▸ **EXERCISE**
Scan the entries below and extract each line with the word "Общий" in it.

▸ **ENTRIES SHOWN**
• • •
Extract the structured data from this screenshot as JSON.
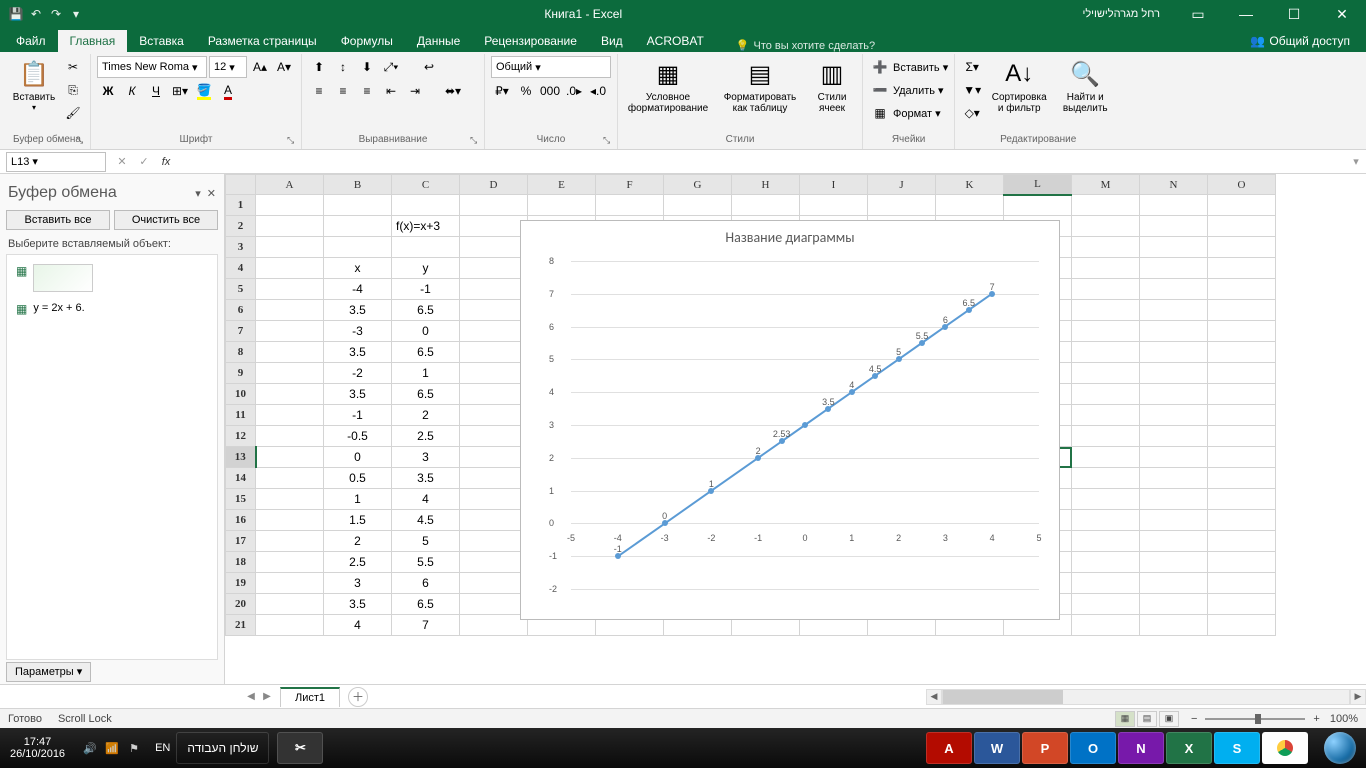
{
  "titlebar": {
    "title": "Книга1 - Excel",
    "user": "רחל מגרהלישוילי"
  },
  "tabs": {
    "file": "Файл",
    "home": "Главная",
    "insert": "Вставка",
    "layout": "Разметка страницы",
    "formulas": "Формулы",
    "data": "Данные",
    "review": "Рецензирование",
    "view": "Вид",
    "acrobat": "ACROBAT",
    "tellme": "Что вы хотите сделать?",
    "share": "Общий доступ"
  },
  "ribbon": {
    "paste": "Вставить",
    "clipboard_group": "Буфер обмена",
    "font_name": "Times New Roma",
    "font_size": "12",
    "font_group": "Шрифт",
    "align_group": "Выравнивание",
    "number_format": "Общий",
    "number_group": "Число",
    "cond_fmt": "Условное форматирование",
    "fmt_table": "Форматировать как таблицу",
    "cell_styles": "Стили ячеек",
    "styles_group": "Стили",
    "insert_cells": "Вставить",
    "delete_cells": "Удалить",
    "format_cells": "Формат",
    "cells_group": "Ячейки",
    "sort_filter": "Сортировка и фильтр",
    "find_select": "Найти и выделить",
    "edit_group": "Редактирование"
  },
  "namebox": "L13",
  "clipboard_pane": {
    "title": "Буфер обмена",
    "paste_all": "Вставить все",
    "clear_all": "Очистить все",
    "hint": "Выберите вставляемый объект:",
    "item1": "",
    "item2": "y = 2x + 6.",
    "params": "Параметры"
  },
  "columns": [
    "A",
    "B",
    "C",
    "D",
    "E",
    "F",
    "G",
    "H",
    "I",
    "J",
    "K",
    "L",
    "M",
    "N",
    "O"
  ],
  "rows": [
    {
      "n": 1,
      "b": "",
      "c": ""
    },
    {
      "n": 2,
      "b": "",
      "c": "f(x)=x+3"
    },
    {
      "n": 3,
      "b": "",
      "c": ""
    },
    {
      "n": 4,
      "b": "x",
      "c": "y"
    },
    {
      "n": 5,
      "b": "-4",
      "c": "-1"
    },
    {
      "n": 6,
      "b": "3.5",
      "c": "6.5"
    },
    {
      "n": 7,
      "b": "-3",
      "c": "0"
    },
    {
      "n": 8,
      "b": "3.5",
      "c": "6.5"
    },
    {
      "n": 9,
      "b": "-2",
      "c": "1"
    },
    {
      "n": 10,
      "b": "3.5",
      "c": "6.5"
    },
    {
      "n": 11,
      "b": "-1",
      "c": "2"
    },
    {
      "n": 12,
      "b": "-0.5",
      "c": "2.5"
    },
    {
      "n": 13,
      "b": "0",
      "c": "3"
    },
    {
      "n": 14,
      "b": "0.5",
      "c": "3.5"
    },
    {
      "n": 15,
      "b": "1",
      "c": "4"
    },
    {
      "n": 16,
      "b": "1.5",
      "c": "4.5"
    },
    {
      "n": 17,
      "b": "2",
      "c": "5"
    },
    {
      "n": 18,
      "b": "2.5",
      "c": "5.5"
    },
    {
      "n": 19,
      "b": "3",
      "c": "6"
    },
    {
      "n": 20,
      "b": "3.5",
      "c": "6.5"
    },
    {
      "n": 21,
      "b": "4",
      "c": "7"
    }
  ],
  "chart_data": {
    "type": "line",
    "title": "Название диаграммы",
    "xlabel": "",
    "ylabel": "",
    "xlim": [
      -5,
      5
    ],
    "ylim": [
      -2,
      8
    ],
    "xticks": [
      -5,
      -4,
      -3,
      -2,
      -1,
      0,
      1,
      2,
      3,
      4,
      5
    ],
    "yticks": [
      -2,
      -1,
      0,
      1,
      2,
      3,
      4,
      5,
      6,
      7,
      8
    ],
    "x": [
      -4,
      -3,
      -2,
      -1,
      -0.5,
      0,
      0.5,
      1,
      1.5,
      2,
      2.5,
      3,
      3.5,
      4
    ],
    "y": [
      -1,
      0,
      1,
      2,
      2.5,
      3,
      3.5,
      4,
      4.5,
      5,
      5.5,
      6,
      6.5,
      7
    ],
    "data_labels": [
      "-1",
      "0",
      "1",
      "2",
      "2.53",
      "",
      "3.5",
      "4",
      "4.5",
      "5",
      "5.5",
      "6",
      "6.5",
      "7"
    ]
  },
  "sheet_tab": "Лист1",
  "status": {
    "ready": "Готово",
    "scroll_lock": "Scroll Lock",
    "zoom": "100%"
  },
  "taskbar": {
    "time": "17:47",
    "date": "26/10/2016",
    "lang": "EN",
    "desktop": "שולחן העבודה"
  }
}
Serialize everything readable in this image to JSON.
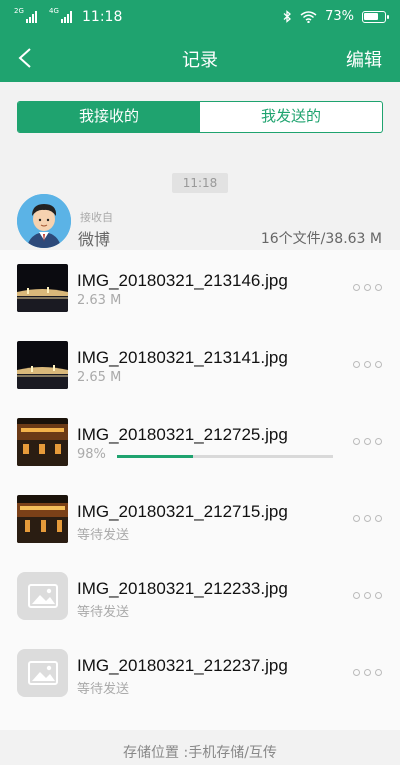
{
  "status_bar": {
    "sim1_tag": "2G",
    "sim2_tag": "4G",
    "time": "11:18",
    "battery": "73%",
    "battery_level": 0.73,
    "icons": [
      "bluetooth-icon",
      "wifi-icon",
      "battery-icon"
    ]
  },
  "app_bar": {
    "title": "记录",
    "edit_label": "编辑",
    "back_icon": "back-arrow-icon"
  },
  "tabs": [
    {
      "label": "我接收的",
      "active": true
    },
    {
      "label": "我发送的",
      "active": false
    }
  ],
  "time_chip": "11:18",
  "sender": {
    "subtitle": "接收自",
    "name": "微博",
    "summary": "16个文件/38.63 M"
  },
  "files": [
    {
      "name": "IMG_20180321_213146.jpg",
      "sub": "2.63 M",
      "thumb": "bridge-night"
    },
    {
      "name": "IMG_20180321_213141.jpg",
      "sub": "2.65 M",
      "thumb": "bridge-night"
    },
    {
      "name": "IMG_20180321_212725.jpg",
      "sub": "98%",
      "thumb": "street-night",
      "progress": 0.35
    },
    {
      "name": "IMG_20180321_212715.jpg",
      "sub": "等待发送",
      "thumb": "street-night"
    },
    {
      "name": "IMG_20180321_212233.jpg",
      "sub": "等待发送",
      "thumb": "placeholder"
    },
    {
      "name": "IMG_20180321_212237.jpg",
      "sub": "等待发送",
      "thumb": "placeholder"
    }
  ],
  "footer": "存储位置 :手机存储/互传",
  "colors": {
    "accent": "#1fa36f"
  }
}
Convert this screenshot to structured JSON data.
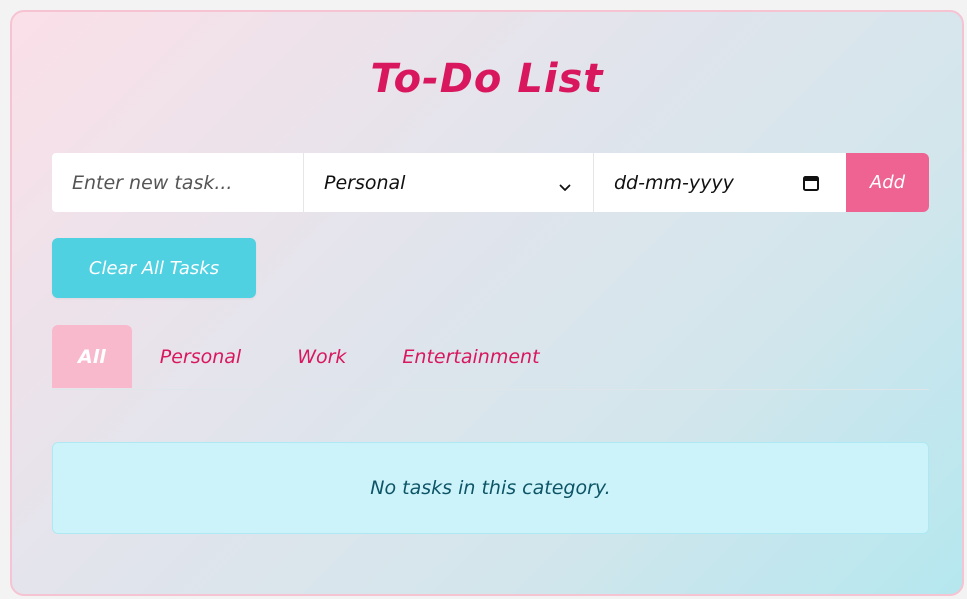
{
  "app": {
    "title": "To-Do List"
  },
  "form": {
    "task_placeholder": "Enter new task...",
    "task_value": "",
    "category_selected": "Personal",
    "category_options": [
      "Personal",
      "Work",
      "Entertainment"
    ],
    "date_placeholder": "dd-mm-yyyy",
    "add_label": "Add"
  },
  "actions": {
    "clear_label": "Clear All Tasks"
  },
  "tabs": [
    {
      "label": "All",
      "active": true
    },
    {
      "label": "Personal",
      "active": false
    },
    {
      "label": "Work",
      "active": false
    },
    {
      "label": "Entertainment",
      "active": false
    }
  ],
  "list": {
    "empty_message": "No tasks in this category."
  },
  "colors": {
    "accent_pink": "#d8175f",
    "add_button": "#ee6392",
    "clear_button": "#4fd1e2",
    "active_tab": "#f8b9cd",
    "empty_bg": "#cdf3fa"
  },
  "icons": {
    "select_chevron": "chevron-down-icon",
    "date_picker": "calendar-icon"
  }
}
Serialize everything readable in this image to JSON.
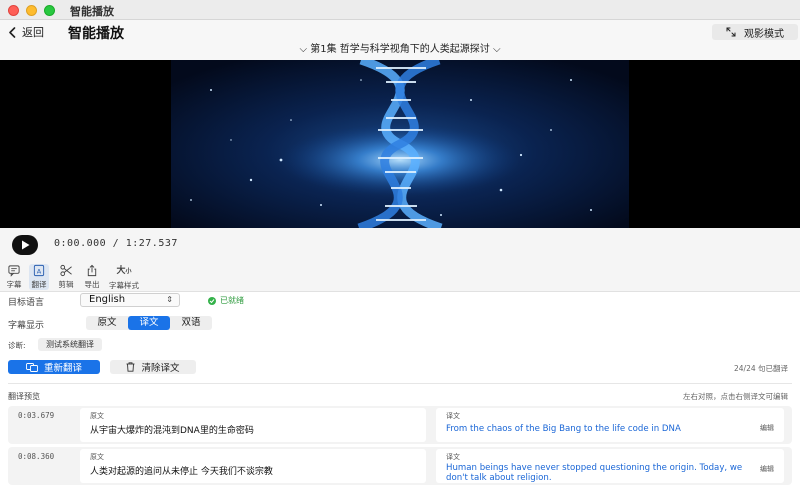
• • •
▸ **RESPONSE TO THIS EXERCISE**
    "share": "Общий доступ"
    "number_format": "Общий",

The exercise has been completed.